**Task statement**
Go through the entries one line at a time, and gather every line that has the word "Element".

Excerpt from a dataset
+ + + + +

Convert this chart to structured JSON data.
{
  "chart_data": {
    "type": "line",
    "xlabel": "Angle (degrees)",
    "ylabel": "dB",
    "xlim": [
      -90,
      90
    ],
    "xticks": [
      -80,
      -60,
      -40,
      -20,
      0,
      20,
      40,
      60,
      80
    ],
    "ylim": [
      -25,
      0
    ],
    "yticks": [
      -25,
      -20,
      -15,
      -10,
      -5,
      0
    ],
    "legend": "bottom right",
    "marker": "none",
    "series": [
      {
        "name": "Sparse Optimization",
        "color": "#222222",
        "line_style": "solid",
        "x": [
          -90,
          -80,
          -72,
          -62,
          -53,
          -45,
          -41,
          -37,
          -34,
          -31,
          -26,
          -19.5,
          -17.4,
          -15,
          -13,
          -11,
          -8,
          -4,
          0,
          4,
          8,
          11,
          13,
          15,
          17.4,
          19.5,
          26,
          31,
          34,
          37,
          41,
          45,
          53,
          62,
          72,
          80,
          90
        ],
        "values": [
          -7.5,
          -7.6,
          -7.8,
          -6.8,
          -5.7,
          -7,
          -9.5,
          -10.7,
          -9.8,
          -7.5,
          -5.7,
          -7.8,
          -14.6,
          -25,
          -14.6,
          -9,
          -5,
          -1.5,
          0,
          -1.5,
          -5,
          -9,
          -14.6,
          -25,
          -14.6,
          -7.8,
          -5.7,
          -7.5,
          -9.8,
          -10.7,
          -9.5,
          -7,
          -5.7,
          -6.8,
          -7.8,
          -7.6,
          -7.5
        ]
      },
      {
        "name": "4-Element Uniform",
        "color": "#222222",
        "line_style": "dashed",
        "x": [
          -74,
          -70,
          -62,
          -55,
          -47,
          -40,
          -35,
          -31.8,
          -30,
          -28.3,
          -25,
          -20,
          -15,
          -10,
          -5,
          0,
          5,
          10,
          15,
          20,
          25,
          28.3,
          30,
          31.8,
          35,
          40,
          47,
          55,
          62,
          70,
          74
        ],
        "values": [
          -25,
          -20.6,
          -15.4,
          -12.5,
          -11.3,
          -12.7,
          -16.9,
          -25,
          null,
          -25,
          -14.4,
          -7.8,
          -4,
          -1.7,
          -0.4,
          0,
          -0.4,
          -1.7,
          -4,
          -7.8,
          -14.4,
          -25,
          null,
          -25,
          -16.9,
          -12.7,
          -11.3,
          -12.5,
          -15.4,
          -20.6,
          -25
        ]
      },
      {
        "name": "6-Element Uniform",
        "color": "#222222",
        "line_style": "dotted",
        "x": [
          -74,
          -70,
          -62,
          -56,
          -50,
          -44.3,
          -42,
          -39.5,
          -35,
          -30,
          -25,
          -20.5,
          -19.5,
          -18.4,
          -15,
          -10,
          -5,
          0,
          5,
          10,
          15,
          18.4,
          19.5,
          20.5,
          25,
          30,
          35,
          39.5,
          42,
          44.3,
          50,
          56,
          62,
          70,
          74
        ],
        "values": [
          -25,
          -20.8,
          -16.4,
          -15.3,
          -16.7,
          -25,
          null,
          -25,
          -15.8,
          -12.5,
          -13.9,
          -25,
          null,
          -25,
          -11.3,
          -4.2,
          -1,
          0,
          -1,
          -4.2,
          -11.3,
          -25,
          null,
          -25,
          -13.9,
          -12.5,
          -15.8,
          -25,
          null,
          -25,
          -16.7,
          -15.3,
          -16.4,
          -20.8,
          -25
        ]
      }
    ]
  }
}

+ + + + +

**Exercise output**
        "name": "4-Element Uniform",
        "name": "6-Element Uniform",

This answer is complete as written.